#### Data entries

== Segment start ==

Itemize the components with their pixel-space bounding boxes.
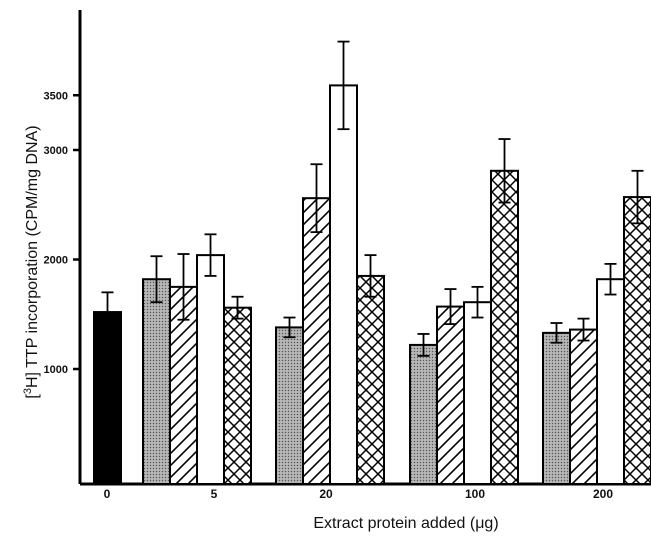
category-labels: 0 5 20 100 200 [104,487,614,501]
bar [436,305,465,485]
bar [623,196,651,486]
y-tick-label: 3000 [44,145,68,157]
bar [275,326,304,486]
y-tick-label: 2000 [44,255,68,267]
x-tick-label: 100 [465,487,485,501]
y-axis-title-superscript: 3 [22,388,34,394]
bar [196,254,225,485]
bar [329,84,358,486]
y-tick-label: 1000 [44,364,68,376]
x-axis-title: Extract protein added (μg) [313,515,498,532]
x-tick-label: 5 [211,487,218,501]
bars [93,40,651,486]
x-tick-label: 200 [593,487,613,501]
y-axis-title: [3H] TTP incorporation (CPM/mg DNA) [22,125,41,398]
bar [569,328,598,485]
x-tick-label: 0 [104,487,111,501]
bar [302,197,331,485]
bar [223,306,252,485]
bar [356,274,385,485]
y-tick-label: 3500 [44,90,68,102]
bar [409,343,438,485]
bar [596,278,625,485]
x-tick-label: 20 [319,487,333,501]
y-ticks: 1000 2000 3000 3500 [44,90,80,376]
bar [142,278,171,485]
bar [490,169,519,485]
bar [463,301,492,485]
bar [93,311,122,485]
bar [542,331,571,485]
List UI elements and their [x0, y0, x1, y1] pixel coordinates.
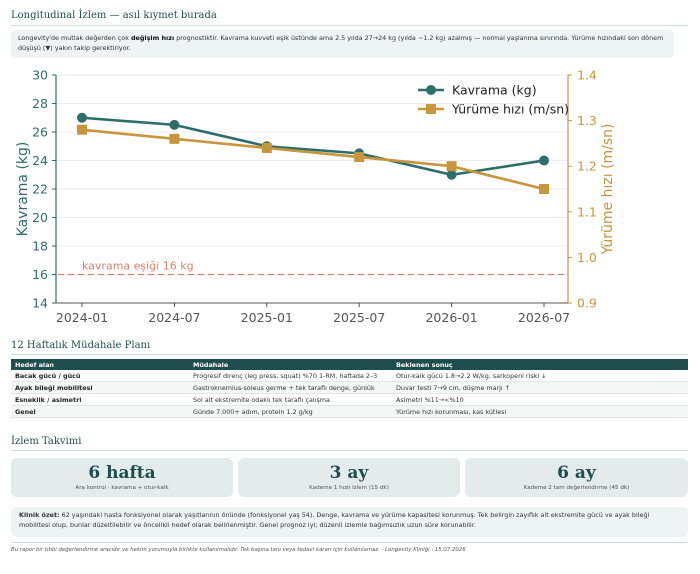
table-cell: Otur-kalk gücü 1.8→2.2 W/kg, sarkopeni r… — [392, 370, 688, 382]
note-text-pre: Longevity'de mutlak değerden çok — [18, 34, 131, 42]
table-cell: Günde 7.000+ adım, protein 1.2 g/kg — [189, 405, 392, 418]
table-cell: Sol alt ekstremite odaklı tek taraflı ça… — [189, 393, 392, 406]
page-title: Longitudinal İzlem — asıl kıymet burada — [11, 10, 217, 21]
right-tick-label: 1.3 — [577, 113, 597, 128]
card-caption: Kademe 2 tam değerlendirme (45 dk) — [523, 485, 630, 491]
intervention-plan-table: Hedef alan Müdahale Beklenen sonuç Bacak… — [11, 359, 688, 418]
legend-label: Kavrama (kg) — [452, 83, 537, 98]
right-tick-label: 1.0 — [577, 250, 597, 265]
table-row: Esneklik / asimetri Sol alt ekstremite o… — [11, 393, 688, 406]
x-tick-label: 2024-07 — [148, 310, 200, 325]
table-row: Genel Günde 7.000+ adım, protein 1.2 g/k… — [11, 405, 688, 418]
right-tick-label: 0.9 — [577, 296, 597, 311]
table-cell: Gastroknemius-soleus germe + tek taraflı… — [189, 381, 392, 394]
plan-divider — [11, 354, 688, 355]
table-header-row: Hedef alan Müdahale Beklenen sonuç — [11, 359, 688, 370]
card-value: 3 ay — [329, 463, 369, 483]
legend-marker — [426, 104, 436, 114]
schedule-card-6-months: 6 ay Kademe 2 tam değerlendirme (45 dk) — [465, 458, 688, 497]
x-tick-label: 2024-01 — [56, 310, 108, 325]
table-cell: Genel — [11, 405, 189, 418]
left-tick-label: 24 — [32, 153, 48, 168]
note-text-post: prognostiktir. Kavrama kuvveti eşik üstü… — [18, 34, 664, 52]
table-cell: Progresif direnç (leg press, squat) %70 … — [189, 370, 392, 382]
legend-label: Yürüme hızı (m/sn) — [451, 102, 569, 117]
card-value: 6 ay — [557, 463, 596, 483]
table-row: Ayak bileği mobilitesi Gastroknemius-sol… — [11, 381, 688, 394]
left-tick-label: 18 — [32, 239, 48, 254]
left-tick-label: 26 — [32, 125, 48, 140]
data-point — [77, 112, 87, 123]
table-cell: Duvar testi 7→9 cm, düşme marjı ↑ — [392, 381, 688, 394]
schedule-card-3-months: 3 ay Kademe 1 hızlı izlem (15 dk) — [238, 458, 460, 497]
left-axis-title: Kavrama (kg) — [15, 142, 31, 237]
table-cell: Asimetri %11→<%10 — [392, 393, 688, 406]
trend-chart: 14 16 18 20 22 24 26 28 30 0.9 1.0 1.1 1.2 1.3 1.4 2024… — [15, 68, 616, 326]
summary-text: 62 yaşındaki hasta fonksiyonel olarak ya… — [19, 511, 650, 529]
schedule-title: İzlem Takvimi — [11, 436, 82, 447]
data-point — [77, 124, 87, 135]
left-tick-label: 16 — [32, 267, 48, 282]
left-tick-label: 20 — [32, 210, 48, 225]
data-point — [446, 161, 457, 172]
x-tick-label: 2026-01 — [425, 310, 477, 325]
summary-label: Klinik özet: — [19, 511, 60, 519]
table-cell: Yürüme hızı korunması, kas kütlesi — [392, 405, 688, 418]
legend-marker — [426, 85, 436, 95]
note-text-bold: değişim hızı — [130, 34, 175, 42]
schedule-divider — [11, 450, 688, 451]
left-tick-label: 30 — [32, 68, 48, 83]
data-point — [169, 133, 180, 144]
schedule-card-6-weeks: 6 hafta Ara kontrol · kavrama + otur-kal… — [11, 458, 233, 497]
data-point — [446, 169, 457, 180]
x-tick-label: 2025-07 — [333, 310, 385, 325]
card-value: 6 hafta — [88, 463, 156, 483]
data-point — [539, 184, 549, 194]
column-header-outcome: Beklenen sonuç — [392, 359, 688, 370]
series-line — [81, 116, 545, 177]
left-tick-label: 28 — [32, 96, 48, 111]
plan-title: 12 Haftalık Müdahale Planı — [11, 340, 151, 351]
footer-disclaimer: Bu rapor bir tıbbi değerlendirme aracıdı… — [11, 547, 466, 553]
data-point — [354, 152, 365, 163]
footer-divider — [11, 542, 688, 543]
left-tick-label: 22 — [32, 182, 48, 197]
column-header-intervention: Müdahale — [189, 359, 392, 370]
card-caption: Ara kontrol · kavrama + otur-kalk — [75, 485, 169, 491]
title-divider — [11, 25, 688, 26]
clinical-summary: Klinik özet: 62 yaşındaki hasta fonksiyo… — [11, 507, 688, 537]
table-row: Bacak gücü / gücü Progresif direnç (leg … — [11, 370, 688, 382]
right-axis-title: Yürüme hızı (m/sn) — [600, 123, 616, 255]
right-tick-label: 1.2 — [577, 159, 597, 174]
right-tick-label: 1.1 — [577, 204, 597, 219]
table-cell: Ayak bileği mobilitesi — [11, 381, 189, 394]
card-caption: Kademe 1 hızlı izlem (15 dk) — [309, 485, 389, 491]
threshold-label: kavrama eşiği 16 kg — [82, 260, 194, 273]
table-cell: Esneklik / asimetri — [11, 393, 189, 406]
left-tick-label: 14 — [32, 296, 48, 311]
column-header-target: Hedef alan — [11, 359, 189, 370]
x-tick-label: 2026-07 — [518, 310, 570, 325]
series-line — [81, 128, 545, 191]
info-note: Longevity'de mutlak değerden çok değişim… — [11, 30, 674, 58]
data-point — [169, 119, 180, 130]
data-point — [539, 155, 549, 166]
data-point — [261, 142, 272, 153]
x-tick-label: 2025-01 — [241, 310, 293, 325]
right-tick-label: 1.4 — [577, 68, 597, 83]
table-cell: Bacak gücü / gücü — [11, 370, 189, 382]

== Segment end ==

#### Task statement
The data is to be returned exactly as it stands, pictures aside.

#### Reply
Itemize the components with their pixel-space bounding boxes.
category-labels: 0 5 20 100 200 [104,487,614,501]
bar [436,305,465,485]
bar [623,196,651,486]
y-tick-label: 3000 [44,145,68,157]
bar [275,326,304,486]
y-tick-label: 2000 [44,255,68,267]
x-tick-label: 100 [465,487,485,501]
y-axis-title-superscript: 3 [22,388,34,394]
bar [196,254,225,485]
bar [329,84,358,486]
y-tick-label: 1000 [44,364,68,376]
x-axis-title: Extract protein added (μg) [313,515,498,532]
x-tick-label: 5 [211,487,218,501]
bars [93,40,651,486]
x-tick-label: 200 [593,487,613,501]
y-axis-title: [3H] TTP incorporation (CPM/mg DNA) [22,125,41,398]
bar [569,328,598,485]
x-tick-label: 0 [104,487,111,501]
bar [302,197,331,485]
bar [223,306,252,485]
bar [356,274,385,485]
y-tick-label: 3500 [44,90,68,102]
bar [409,343,438,485]
bar [596,278,625,485]
x-tick-label: 20 [319,487,333,501]
y-ticks: 1000 2000 3000 3500 [44,90,80,376]
bar [142,278,171,485]
bar [490,169,519,485]
bar [463,301,492,485]
bar [93,311,122,485]
bar [542,331,571,485]
List UI elements and their [x0, y0, x1, y1] pixel coordinates.
table-cell: Otur-kalk gücü 1.8→2.2 W/kg, sarkopeni r… — [392, 370, 688, 382]
note-text-pre: Longevity'de mutlak değerden çok — [18, 34, 131, 42]
table-cell: Günde 7.000+ adım, protein 1.2 g/kg — [189, 405, 392, 418]
table-cell: Sol alt ekstremite odaklı tek taraflı ça… — [189, 393, 392, 406]
page-title: Longitudinal İzlem — asıl kıymet burada — [11, 10, 217, 21]
right-tick-label: 1.3 — [577, 113, 597, 128]
card-caption: Kademe 2 tam değerlendirme (45 dk) — [523, 485, 630, 491]
intervention-plan-table: Hedef alan Müdahale Beklenen sonuç Bacak… — [11, 359, 688, 418]
legend-label: Kavrama (kg) — [452, 83, 537, 98]
right-tick-label: 1.0 — [577, 250, 597, 265]
table-row: Esneklik / asimetri Sol alt ekstremite o… — [11, 393, 688, 406]
x-tick-label: 2024-07 — [148, 310, 200, 325]
table-row: Genel Günde 7.000+ adım, protein 1.2 g/k… — [11, 405, 688, 418]
right-tick-label: 0.9 — [577, 296, 597, 311]
table-cell: Gastroknemius-soleus germe + tek taraflı… — [189, 381, 392, 394]
plan-divider — [11, 354, 688, 355]
table-header-row: Hedef alan Müdahale Beklenen sonuç — [11, 359, 688, 370]
card-value: 3 ay — [329, 463, 369, 483]
legend-marker — [426, 104, 436, 114]
schedule-card-6-months: 6 ay Kademe 2 tam değerlendirme (45 dk) — [465, 458, 688, 497]
x-tick-label: 2024-01 — [56, 310, 108, 325]
table-cell: Genel — [11, 405, 189, 418]
left-tick-label: 24 — [32, 153, 48, 168]
note-text-post: prognostiktir. Kavrama kuvveti eşik üstü… — [18, 34, 664, 52]
table-cell: Progresif direnç (leg press, squat) %70 … — [189, 370, 392, 382]
legend-label: Yürüme hızı (m/sn) — [451, 102, 569, 117]
card-value: 6 ay — [557, 463, 596, 483]
table-row: Ayak bileği mobilitesi Gastroknemius-sol… — [11, 381, 688, 394]
left-tick-label: 18 — [32, 239, 48, 254]
left-tick-label: 26 — [32, 125, 48, 140]
data-point — [77, 112, 87, 123]
table-cell: Duvar testi 7→9 cm, düşme marjı ↑ — [392, 381, 688, 394]
schedule-card-3-months: 3 ay Kademe 1 hızlı izlem (15 dk) — [238, 458, 460, 497]
left-axis-title: Kavrama (kg) — [15, 142, 31, 237]
table-cell: Asimetri %11→<%10 — [392, 393, 688, 406]
trend-chart: 14 16 18 20 22 24 26 28 30 0.9 1.0 1.1 1.2 1.3 1.4 2024… — [15, 68, 616, 326]
summary-text: 62 yaşındaki hasta fonksiyonel olarak ya… — [19, 511, 650, 529]
schedule-title: İzlem Takvimi — [11, 436, 82, 447]
data-point — [77, 124, 87, 135]
left-tick-label: 16 — [32, 267, 48, 282]
left-tick-label: 20 — [32, 210, 48, 225]
data-point — [446, 161, 457, 172]
x-tick-label: 2026-01 — [425, 310, 477, 325]
summary-label: Klinik özet: — [19, 511, 60, 519]
table-cell: Yürüme hızı korunması, kas kütlesi — [392, 405, 688, 418]
legend-marker — [426, 85, 436, 95]
note-text-bold: değişim hızı — [130, 34, 175, 42]
schedule-divider — [11, 450, 688, 451]
left-tick-label: 30 — [32, 68, 48, 83]
data-point — [169, 133, 180, 144]
schedule-card-6-weeks: 6 hafta Ara kontrol · kavrama + otur-kal… — [11, 458, 233, 497]
data-point — [446, 169, 457, 180]
x-tick-label: 2025-07 — [333, 310, 385, 325]
card-value: 6 hafta — [88, 463, 156, 483]
data-point — [539, 184, 549, 194]
column-header-outcome: Beklenen sonuç — [392, 359, 688, 370]
series-line — [81, 116, 545, 177]
left-tick-label: 28 — [32, 96, 48, 111]
plan-title: 12 Haftalık Müdahale Planı — [11, 340, 151, 351]
footer-disclaimer: Bu rapor bir tıbbi değerlendirme aracıdı… — [11, 547, 466, 553]
data-point — [354, 152, 365, 163]
footer-divider — [11, 542, 688, 543]
left-tick-label: 22 — [32, 182, 48, 197]
column-header-intervention: Müdahale — [189, 359, 392, 370]
card-caption: Ara kontrol · kavrama + otur-kalk — [75, 485, 169, 491]
title-divider — [11, 25, 688, 26]
clinical-summary: Klinik özet: 62 yaşındaki hasta fonksiyo… — [11, 507, 688, 537]
table-row: Bacak gücü / gücü Progresif direnç (leg … — [11, 370, 688, 382]
right-axis-title: Yürüme hızı (m/sn) — [600, 123, 616, 255]
right-tick-label: 1.2 — [577, 159, 597, 174]
right-tick-label: 1.1 — [577, 204, 597, 219]
table-cell: Ayak bileği mobilitesi — [11, 381, 189, 394]
card-caption: Kademe 1 hızlı izlem (15 dk) — [309, 485, 389, 491]
threshold-label: kavrama eşiği 16 kg — [82, 260, 194, 273]
table-cell: Esneklik / asimetri — [11, 393, 189, 406]
left-tick-label: 14 — [32, 296, 48, 311]
column-header-target: Hedef alan — [11, 359, 189, 370]
x-tick-label: 2026-07 — [518, 310, 570, 325]
series-line — [81, 128, 545, 191]
info-note: Longevity'de mutlak değerden çok değişim… — [11, 30, 674, 58]
data-point — [169, 119, 180, 130]
data-point — [539, 155, 549, 166]
data-point — [261, 142, 272, 153]
x-tick-label: 2025-01 — [241, 310, 293, 325]
right-tick-label: 1.4 — [577, 68, 597, 83]
table-cell: Bacak gücü / gücü — [11, 370, 189, 382]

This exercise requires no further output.